Trecho selecionado:
Talvez sua vitória de maior destaque tenha ocorrido em julho no Tribunal Internacional de Justiça, onde os países foram informados de que tinham o dever legal de combater as mudanças climáticas.
Na China, porém, os casos tendem a se concentrar na aplicação de regulamentações e ONGs e ativistas são amplamente excluídos.
"Os tribunais na China usam disposições sobre mudanças climáticas espalhadas por diversas leis e regulamentos para implementar políticas climáticas, em vez de promover mudanças políticas", disse Zhu Mingzhe, jurista da Universidade de Glasgow.
Embora muitos casos "sejam conducentes à mitigação das mudanças climáticas... eles não lidam diretamente com as mudanças climáticas".
A China é a maior emissora mundial de gases de efeito estufa e determinará a trajetória das mudanças climáticas no planeta.
Antes das negociações climáticas da COP30 no próximo mês, o presidente Xi Jinping delineou as primeiras metas de emissões da China, prometendo reduzir os gases de efeito estufa em 7% a 10% em uma década.
Esses números estão aquém do que os especialistas dizem ser necessário, mas há pouca chance de serem contestados em tribunal.
Em vez disso, "os tribunais e os promotores garantem que a lei ganhe força", disse à AFP Boya Jiang, advogada especializada em clima da ClientEarth em Pequim.
Uma década atrás, as autoridades locais poderiam ter escapado de sanções por burlar obrigações ambientais se alcançassem crescimento econômico.
Agora, "eles serão levados a tribunal e haverá punições severas", disse Jiang.
Entre 2019 e 2023, os tribunais resolveram mais de um milhão de casos, segundo a mídia estatal chinesa, um aumento de quase 20% em relação ao período anterior de cinco anos.
A China provavelmente possui o mecanismo mais abrangente e "sistematicamente estabelecido" para a justiça ambiental, disse Jiang.
E o apoio à abertura de processos é generalizado, com o governo central empoderando os promotores e a opinião pública a favor, disse Lu Xu, jurista da Universidade de Lancaster.

Verifique sua compreensão:
1. Relacione todas as pessoas mencionadas pelo nome no trecho sobre a justiça climática na China e indique a função ou a instituição que o texto atribui a cada uma.
2. Dê prosseguimento ao trecho sobre a justiça climática na China a partir da última frase apresentada.

Amostras de dados:
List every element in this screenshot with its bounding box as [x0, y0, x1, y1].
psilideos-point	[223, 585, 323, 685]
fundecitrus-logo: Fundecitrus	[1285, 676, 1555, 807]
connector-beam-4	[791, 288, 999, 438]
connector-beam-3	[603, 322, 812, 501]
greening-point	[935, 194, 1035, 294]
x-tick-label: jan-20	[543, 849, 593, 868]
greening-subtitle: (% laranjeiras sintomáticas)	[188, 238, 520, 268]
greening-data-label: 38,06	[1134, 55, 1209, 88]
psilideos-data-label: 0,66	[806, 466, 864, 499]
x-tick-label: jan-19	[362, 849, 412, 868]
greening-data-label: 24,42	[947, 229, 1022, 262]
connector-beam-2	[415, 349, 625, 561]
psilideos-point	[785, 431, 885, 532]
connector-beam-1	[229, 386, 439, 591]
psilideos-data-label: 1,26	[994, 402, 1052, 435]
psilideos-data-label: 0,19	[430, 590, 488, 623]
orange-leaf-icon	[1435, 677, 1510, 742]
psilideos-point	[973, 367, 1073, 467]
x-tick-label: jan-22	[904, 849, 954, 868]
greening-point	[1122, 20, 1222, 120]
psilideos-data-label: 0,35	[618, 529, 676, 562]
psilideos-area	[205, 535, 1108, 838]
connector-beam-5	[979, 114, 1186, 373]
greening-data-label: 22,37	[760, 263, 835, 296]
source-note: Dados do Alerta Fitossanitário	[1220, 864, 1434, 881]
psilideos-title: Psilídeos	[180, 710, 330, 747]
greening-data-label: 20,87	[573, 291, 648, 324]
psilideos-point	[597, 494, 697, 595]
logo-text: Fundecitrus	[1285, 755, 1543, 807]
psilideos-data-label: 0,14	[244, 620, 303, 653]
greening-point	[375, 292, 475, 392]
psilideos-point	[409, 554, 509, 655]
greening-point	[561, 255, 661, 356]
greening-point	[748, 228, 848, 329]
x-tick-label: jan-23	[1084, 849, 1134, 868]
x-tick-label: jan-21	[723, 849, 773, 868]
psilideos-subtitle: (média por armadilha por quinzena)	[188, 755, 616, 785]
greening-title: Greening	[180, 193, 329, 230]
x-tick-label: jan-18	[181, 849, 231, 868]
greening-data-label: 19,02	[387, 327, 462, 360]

Respostas em sequência:
1.
- Xi Jinping: presidente da China
- Zhu Mingzhe: jurista da Universidade de Glasgow
- Boya Jiang: advogada especializada em clima da ClientEarth em Pequim
- Lu Xu: jurista da Universidade de Lancaster

2.
"Se há algo 'politicamente correto' para todos os públicos na China, é isso", disse ele à AFP.
Em 2020, por exemplo, promotores em Huzhou, no leste da China, ganharam um processo de interesse público contra uma empresa que havia usado Freon, uma substância proibida que destrói a camada de ozônio e um potente gás de efeito estufa. A empresa foi condenada a pagar indenização.
Ações judiciais sobre tais substâncias são oficialmente designadas como "casos de mudança climática", tornando-se o "primeiro litígio de interesse público sobre mudança climática iniciado por promotores", de acordo com a ClientEarth.
E no ano passado, um tribunal concluiu que o descumprimento das obrigações de comércio de carbono por uma empresa de geração de energia violou as metas de mitigação climática da China e os direitos ambientais da população.
Mais de 95% dos casos potenciais são resolvidos antes de chegarem aos tribunais, sendo a mera ameaça de litígio um mecanismo eficaz de execução.
As ONGs, por sua vez, são apenas figurantes, não podendo processar o governo ou autoridades.
No entanto, elas podem contestar empresas privadas e estatais e, em 2017, uma das ONGs ambientais mais antigas da China, a Friends of Nature, acusou empresas estatais de reduzir desnecessariamente a energia eólica e solar em favor de uma produção mais poluente.
Um caso foi resolvido em 2023, com a rede elétrica estatal prometendo investir no aumento da energia renovável na rede. O segundo ainda não foi concluído.
Um advogado ambientalista que trabalha em uma ONG admite que os promotores estaduais exercem mais poder, mas disse que outros atores ainda desempenham um papel importante.
Os promotores às vezes "consideram alguns interesses e pressões econômicas locais, por isso não querem processar", disse à AFP o advogado, que preferiu permanecer anônimo devido ao risco potencial para sua organização.
As ONGs "podem ser mais imparciais, então podemos levar o caso adiante".
O novo Código Ecológico e Ambiental da China, com entrada em vigor prevista para 2026, e a lei climática em elaboração há quase uma década podem abrir caminho para casos de ambição mais ampla, disse Jiang, embora possa demorar até mais cinco anos para ser aprovado.